→ WHAT THE TASK REQUIRES
Your task is to quote the material that follows, in full and exactly.

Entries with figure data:

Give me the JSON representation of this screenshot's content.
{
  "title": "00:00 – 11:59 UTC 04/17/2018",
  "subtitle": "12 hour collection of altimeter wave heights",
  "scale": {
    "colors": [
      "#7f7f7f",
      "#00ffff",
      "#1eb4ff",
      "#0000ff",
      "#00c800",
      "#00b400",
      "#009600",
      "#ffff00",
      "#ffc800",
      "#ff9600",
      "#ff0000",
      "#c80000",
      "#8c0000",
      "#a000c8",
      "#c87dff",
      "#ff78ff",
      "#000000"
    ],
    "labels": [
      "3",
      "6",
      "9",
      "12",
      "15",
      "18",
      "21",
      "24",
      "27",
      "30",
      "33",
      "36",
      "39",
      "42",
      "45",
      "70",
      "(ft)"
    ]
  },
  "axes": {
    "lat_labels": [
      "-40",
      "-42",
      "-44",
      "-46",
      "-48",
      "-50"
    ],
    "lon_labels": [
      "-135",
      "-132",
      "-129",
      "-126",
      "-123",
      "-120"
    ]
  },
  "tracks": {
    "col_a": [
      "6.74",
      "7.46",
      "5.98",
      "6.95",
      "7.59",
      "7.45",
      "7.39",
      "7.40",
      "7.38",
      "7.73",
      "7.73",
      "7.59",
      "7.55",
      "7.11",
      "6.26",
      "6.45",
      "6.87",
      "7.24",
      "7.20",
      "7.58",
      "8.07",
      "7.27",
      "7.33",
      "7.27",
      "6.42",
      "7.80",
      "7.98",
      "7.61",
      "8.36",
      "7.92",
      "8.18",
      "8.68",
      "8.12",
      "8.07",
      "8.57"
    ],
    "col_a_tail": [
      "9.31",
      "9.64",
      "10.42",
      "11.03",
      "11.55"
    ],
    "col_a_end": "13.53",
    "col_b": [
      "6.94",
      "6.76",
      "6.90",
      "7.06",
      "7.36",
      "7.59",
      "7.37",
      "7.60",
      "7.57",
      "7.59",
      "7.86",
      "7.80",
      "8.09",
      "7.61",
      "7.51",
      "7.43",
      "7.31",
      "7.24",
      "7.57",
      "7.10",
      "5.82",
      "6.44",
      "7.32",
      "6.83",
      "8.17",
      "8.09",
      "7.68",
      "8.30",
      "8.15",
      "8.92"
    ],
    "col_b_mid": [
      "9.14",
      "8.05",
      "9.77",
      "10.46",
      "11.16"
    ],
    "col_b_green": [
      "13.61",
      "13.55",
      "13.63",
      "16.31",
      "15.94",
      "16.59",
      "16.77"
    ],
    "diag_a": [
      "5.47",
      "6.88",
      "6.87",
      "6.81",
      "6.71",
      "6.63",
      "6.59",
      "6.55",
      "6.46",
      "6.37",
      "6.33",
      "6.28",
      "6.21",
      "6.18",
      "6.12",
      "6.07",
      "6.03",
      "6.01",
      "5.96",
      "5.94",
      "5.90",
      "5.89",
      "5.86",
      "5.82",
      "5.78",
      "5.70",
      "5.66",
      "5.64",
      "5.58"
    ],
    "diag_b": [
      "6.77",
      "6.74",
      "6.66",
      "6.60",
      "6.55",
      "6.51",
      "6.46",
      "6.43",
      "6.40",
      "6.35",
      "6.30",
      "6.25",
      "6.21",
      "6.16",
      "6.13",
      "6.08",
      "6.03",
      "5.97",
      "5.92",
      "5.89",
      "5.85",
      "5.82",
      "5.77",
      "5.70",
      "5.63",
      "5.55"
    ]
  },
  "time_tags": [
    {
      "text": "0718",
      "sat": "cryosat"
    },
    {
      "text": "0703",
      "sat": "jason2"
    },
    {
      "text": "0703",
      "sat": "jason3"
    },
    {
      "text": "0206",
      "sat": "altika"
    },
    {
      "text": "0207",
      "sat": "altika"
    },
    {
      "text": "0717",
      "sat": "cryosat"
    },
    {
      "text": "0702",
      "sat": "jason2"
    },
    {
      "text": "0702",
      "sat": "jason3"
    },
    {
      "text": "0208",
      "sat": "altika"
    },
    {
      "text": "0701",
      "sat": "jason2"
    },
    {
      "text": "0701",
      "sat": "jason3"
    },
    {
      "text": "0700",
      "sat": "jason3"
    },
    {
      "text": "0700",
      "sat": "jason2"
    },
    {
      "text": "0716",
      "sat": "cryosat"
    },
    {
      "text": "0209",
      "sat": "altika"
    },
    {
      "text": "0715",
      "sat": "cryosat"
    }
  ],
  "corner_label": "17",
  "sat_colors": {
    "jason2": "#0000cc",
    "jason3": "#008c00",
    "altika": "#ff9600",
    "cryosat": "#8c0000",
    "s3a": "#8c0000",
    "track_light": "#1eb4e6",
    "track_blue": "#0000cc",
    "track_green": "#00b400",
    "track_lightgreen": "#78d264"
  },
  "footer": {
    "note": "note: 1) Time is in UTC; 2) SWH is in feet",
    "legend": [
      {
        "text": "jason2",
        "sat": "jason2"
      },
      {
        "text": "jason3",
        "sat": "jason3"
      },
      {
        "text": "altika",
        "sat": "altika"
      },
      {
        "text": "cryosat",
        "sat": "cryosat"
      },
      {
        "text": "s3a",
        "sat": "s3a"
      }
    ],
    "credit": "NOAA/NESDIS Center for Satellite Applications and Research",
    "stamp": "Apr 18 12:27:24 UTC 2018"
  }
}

→ TASK RESULT
Give me the JSON representation of this screenshot's content.
{
  "title": "00:00 – 11:59 UTC 04/17/2018",
  "subtitle": "12 hour collection of altimeter wave heights",
  "scale": {
    "colors": [
      "#7f7f7f",
      "#00ffff",
      "#1eb4ff",
      "#0000ff",
      "#00c800",
      "#00b400",
      "#009600",
      "#ffff00",
      "#ffc800",
      "#ff9600",
      "#ff0000",
      "#c80000",
      "#8c0000",
      "#a000c8",
      "#c87dff",
      "#ff78ff",
      "#000000"
    ],
    "labels": [
      "3",
      "6",
      "9",
      "12",
      "15",
      "18",
      "21",
      "24",
      "27",
      "30",
      "33",
      "36",
      "39",
      "42",
      "45",
      "70",
      "(ft)"
    ]
  },
  "axes": {
    "lat_labels": [
      "-40",
      "-42",
      "-44",
      "-46",
      "-48",
      "-50"
    ],
    "lon_labels": [
      "-135",
      "-132",
      "-129",
      "-126",
      "-123",
      "-120"
    ]
  },
  "tracks": {
    "col_a": [
      "6.74",
      "7.46",
      "5.98",
      "6.95",
      "7.59",
      "7.45",
      "7.39",
      "7.40",
      "7.38",
      "7.73",
      "7.73",
      "7.59",
      "7.55",
      "7.11",
      "6.26",
      "6.45",
      "6.87",
      "7.24",
      "7.20",
      "7.58",
      "8.07",
      "7.27",
      "7.33",
      "7.27",
      "6.42",
      "7.80",
      "7.98",
      "7.61",
      "8.36",
      "7.92",
      "8.18",
      "8.68",
      "8.12",
      "8.07",
      "8.57"
    ],
    "col_a_tail": [
      "9.31",
      "9.64",
      "10.42",
      "11.03",
      "11.55"
    ],
    "col_a_end": "13.53",
    "col_b": [
      "6.94",
      "6.76",
      "6.90",
      "7.06",
      "7.36",
      "7.59",
      "7.37",
      "7.60",
      "7.57",
      "7.59",
      "7.86",
      "7.80",
      "8.09",
      "7.61",
      "7.51",
      "7.43",
      "7.31",
      "7.24",
      "7.57",
      "7.10",
      "5.82",
      "6.44",
      "7.32",
      "6.83",
      "8.17",
      "8.09",
      "7.68",
      "8.30",
      "8.15",
      "8.92"
    ],
    "col_b_mid": [
      "9.14",
      "8.05",
      "9.77",
      "10.46",
      "11.16"
    ],
    "col_b_green": [
      "13.61",
      "13.55",
      "13.63",
      "16.31",
      "15.94",
      "16.59",
      "16.77"
    ],
    "diag_a": [
      "5.47",
      "6.88",
      "6.87",
      "6.81",
      "6.71",
      "6.63",
      "6.59",
      "6.55",
      "6.46",
      "6.37",
      "6.33",
      "6.28",
      "6.21",
      "6.18",
      "6.12",
      "6.07",
      "6.03",
      "6.01",
      "5.96",
      "5.94",
      "5.90",
      "5.89",
      "5.86",
      "5.82",
      "5.78",
      "5.70",
      "5.66",
      "5.64",
      "5.58"
    ],
    "diag_b": [
      "6.77",
      "6.74",
      "6.66",
      "6.60",
      "6.55",
      "6.51",
      "6.46",
      "6.43",
      "6.40",
      "6.35",
      "6.30",
      "6.25",
      "6.21",
      "6.16",
      "6.13",
      "6.08",
      "6.03",
      "5.97",
      "5.92",
      "5.89",
      "5.85",
      "5.82",
      "5.77",
      "5.70",
      "5.63",
      "5.55"
    ]
  },
  "time_tags": [
    {
      "text": "0718",
      "sat": "cryosat"
    },
    {
      "text": "0703",
      "sat": "jason2"
    },
    {
      "text": "0703",
      "sat": "jason3"
    },
    {
      "text": "0206",
      "sat": "altika"
    },
    {
      "text": "0207",
      "sat": "altika"
    },
    {
      "text": "0717",
      "sat": "cryosat"
    },
    {
      "text": "0702",
      "sat": "jason2"
    },
    {
      "text": "0702",
      "sat": "jason3"
    },
    {
      "text": "0208",
      "sat": "altika"
    },
    {
      "text": "0701",
      "sat": "jason2"
    },
    {
      "text": "0701",
      "sat": "jason3"
    },
    {
      "text": "0700",
      "sat": "jason3"
    },
    {
      "text": "0700",
      "sat": "jason2"
    },
    {
      "text": "0716",
      "sat": "cryosat"
    },
    {
      "text": "0209",
      "sat": "altika"
    },
    {
      "text": "0715",
      "sat": "cryosat"
    }
  ],
  "corner_label": "17",
  "sat_colors": {
    "jason2": "#0000cc",
    "jason3": "#008c00",
    "altika": "#ff9600",
    "cryosat": "#8c0000",
    "s3a": "#8c0000",
    "track_light": "#1eb4e6",
    "track_blue": "#0000cc",
    "track_green": "#00b400",
    "track_lightgreen": "#78d264"
  },
  "footer": {
    "note": "note: 1) Time is in UTC; 2) SWH is in feet",
    "legend": [
      {
        "text": "jason2",
        "sat": "jason2"
      },
      {
        "text": "jason3",
        "sat": "jason3"
      },
      {
        "text": "altika",
        "sat": "altika"
      },
      {
        "text": "cryosat",
        "sat": "cryosat"
      },
      {
        "text": "s3a",
        "sat": "s3a"
      }
    ],
    "credit": "NOAA/NESDIS Center for Satellite Applications and Research",
    "stamp": "Apr 18 12:27:24 UTC 2018"
  }
}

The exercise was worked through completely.